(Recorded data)
+ + + + + + +
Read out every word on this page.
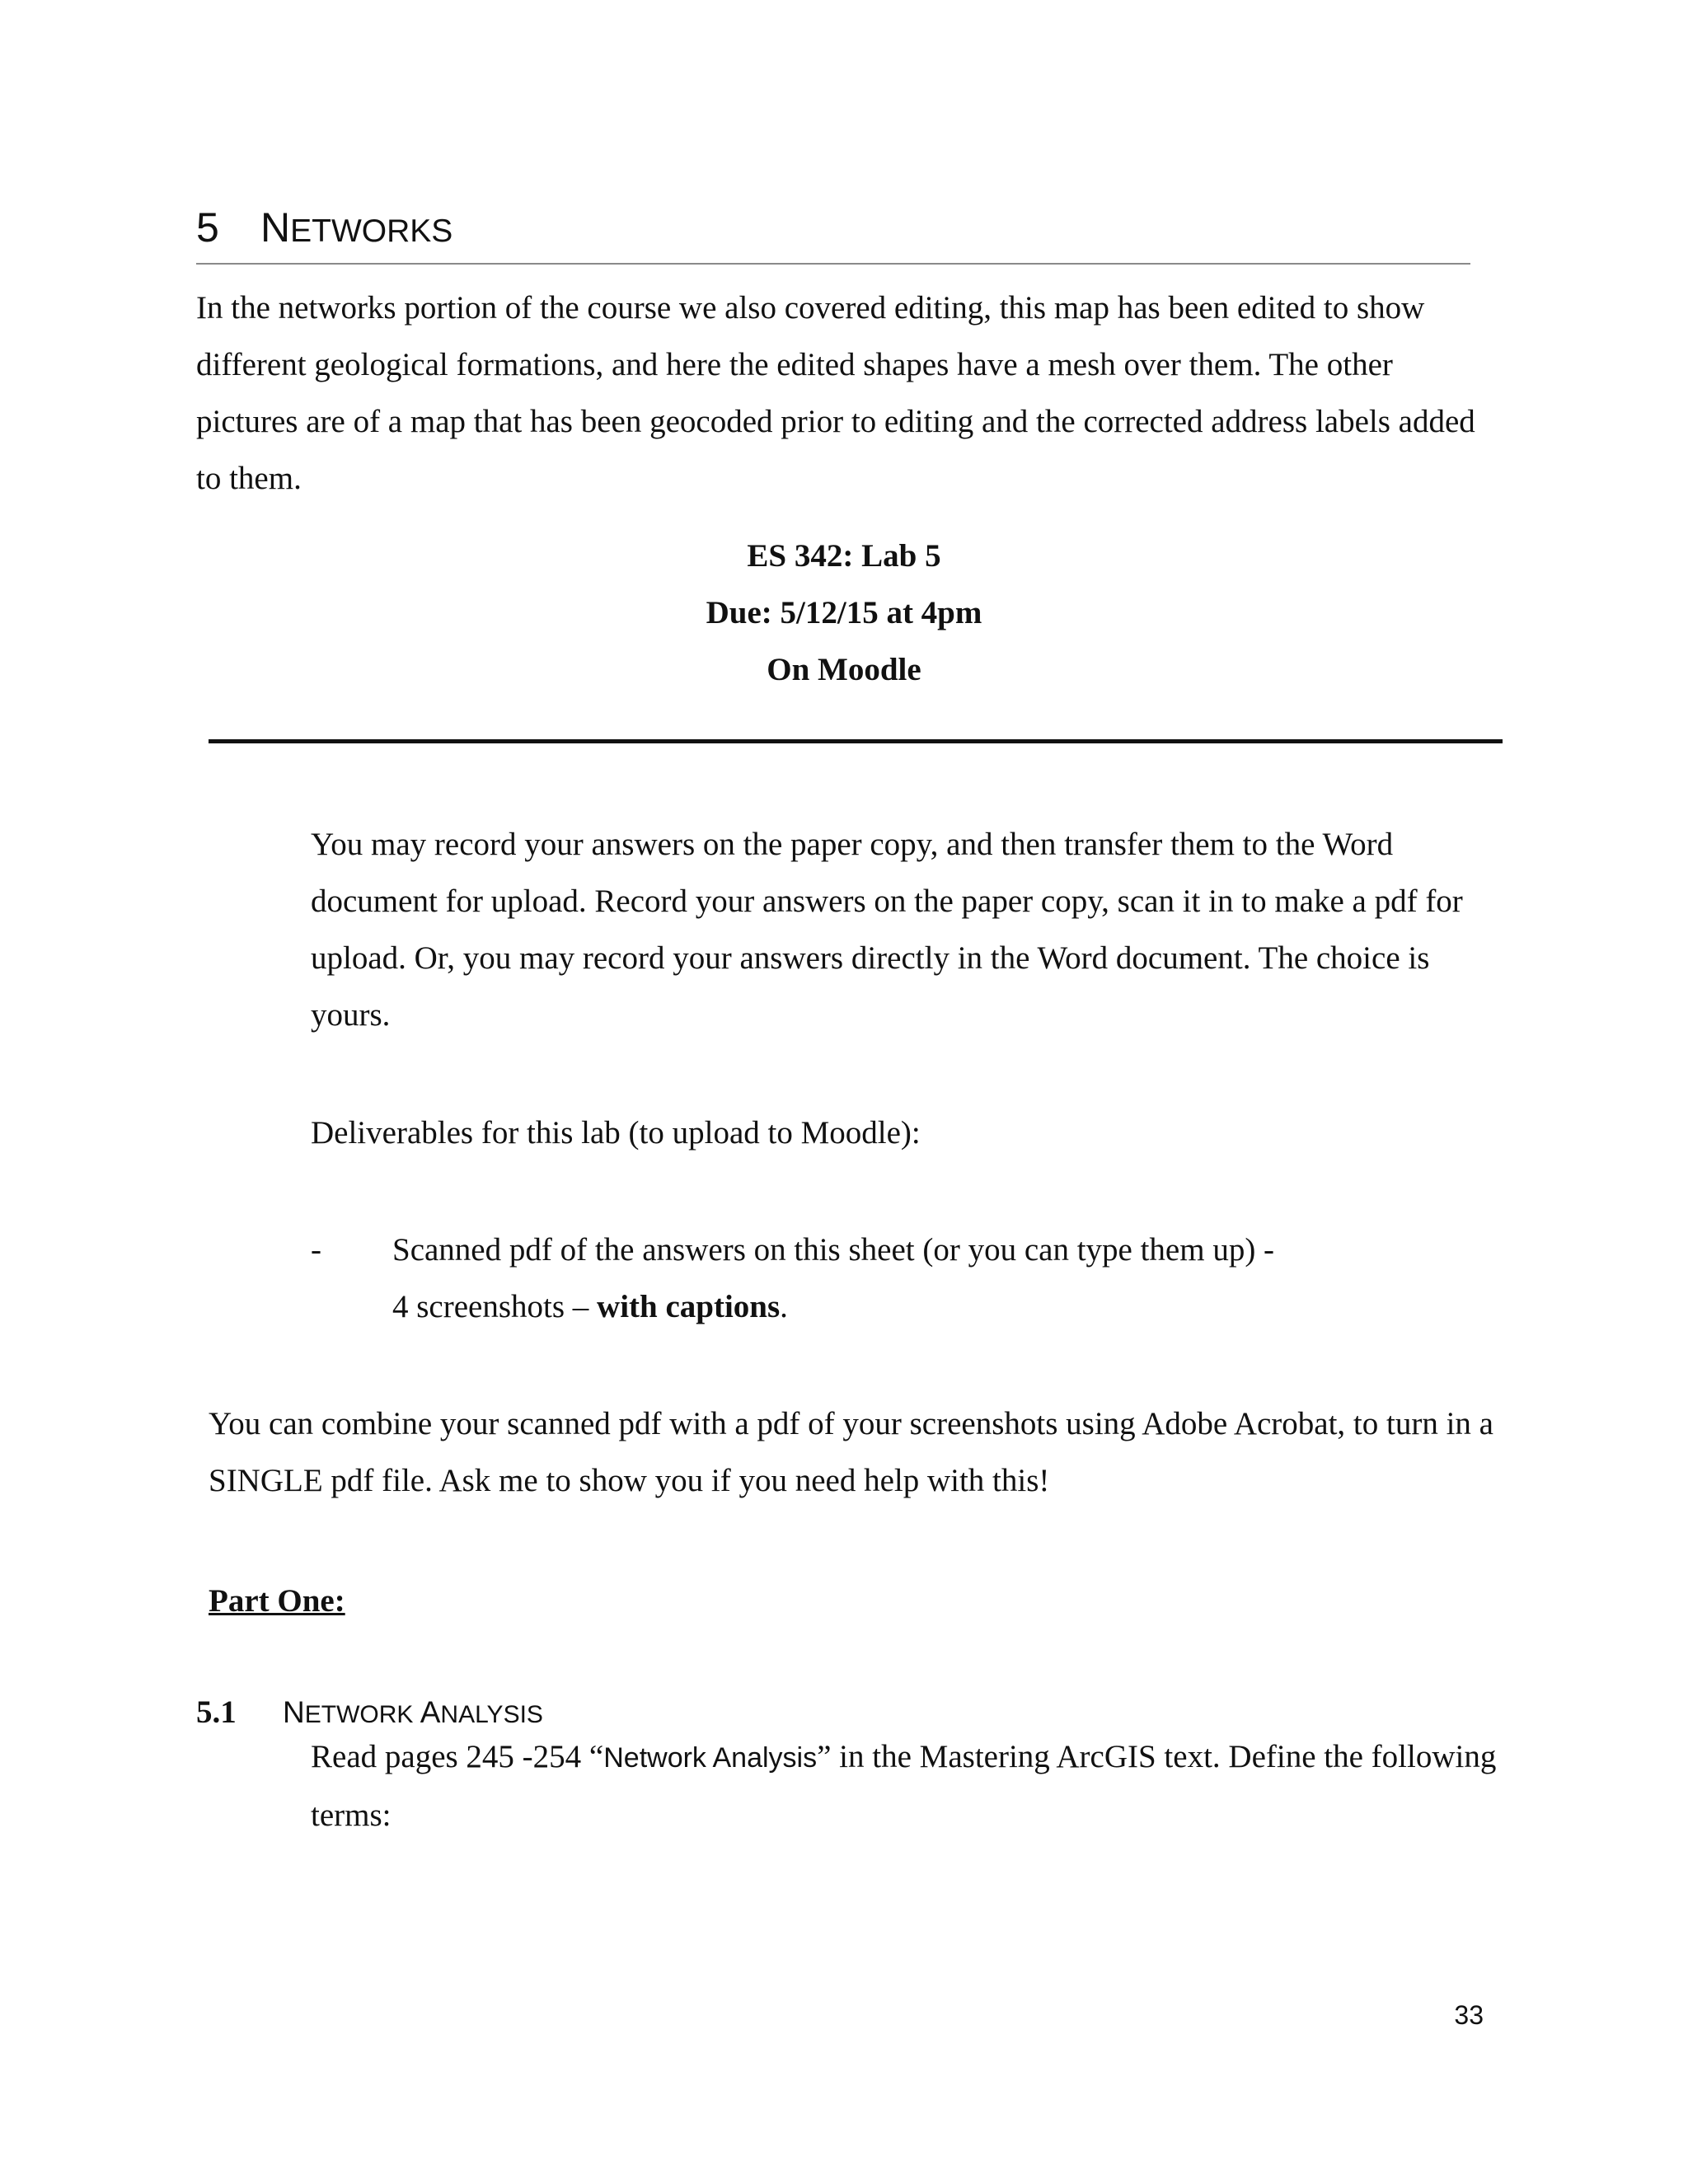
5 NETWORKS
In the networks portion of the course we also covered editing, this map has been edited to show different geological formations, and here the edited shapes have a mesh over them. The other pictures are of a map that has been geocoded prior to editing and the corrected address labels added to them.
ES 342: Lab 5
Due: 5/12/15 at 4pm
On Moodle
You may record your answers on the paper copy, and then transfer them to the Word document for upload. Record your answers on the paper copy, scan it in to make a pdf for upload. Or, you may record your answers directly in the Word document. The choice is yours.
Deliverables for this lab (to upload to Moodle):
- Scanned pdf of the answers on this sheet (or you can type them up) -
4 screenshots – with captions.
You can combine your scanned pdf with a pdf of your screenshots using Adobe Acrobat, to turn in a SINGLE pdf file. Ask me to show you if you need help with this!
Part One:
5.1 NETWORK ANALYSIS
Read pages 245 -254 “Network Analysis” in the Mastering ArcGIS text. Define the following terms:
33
+ + + + + + +
▶ **Written task**:
From the material above, reproduce everything verbatim except the pictures.

▶ **Finished answer**:
Read out every word on this page.
5 NETWORKS
In the networks portion of the course we also covered editing, this map has been edited to show different geological formations, and here the edited shapes have a mesh over them. The other pictures are of a map that has been geocoded prior to editing and the corrected address labels added to them.
ES 342: Lab 5
Due: 5/12/15 at 4pm
On Moodle
You may record your answers on the paper copy, and then transfer them to the Word document for upload. Record your answers on the paper copy, scan it in to make a pdf for upload. Or, you may record your answers directly in the Word document. The choice is yours.
Deliverables for this lab (to upload to Moodle):
- Scanned pdf of the answers on this sheet (or you can type them up) -
4 screenshots – with captions.
You can combine your scanned pdf with a pdf of your screenshots using Adobe Acrobat, to turn in a SINGLE pdf file. Ask me to show you if you need help with this!
Part One:
5.1 NETWORK ANALYSIS
Read pages 245 -254 “Network Analysis” in the Mastering ArcGIS text. Define the following terms:
33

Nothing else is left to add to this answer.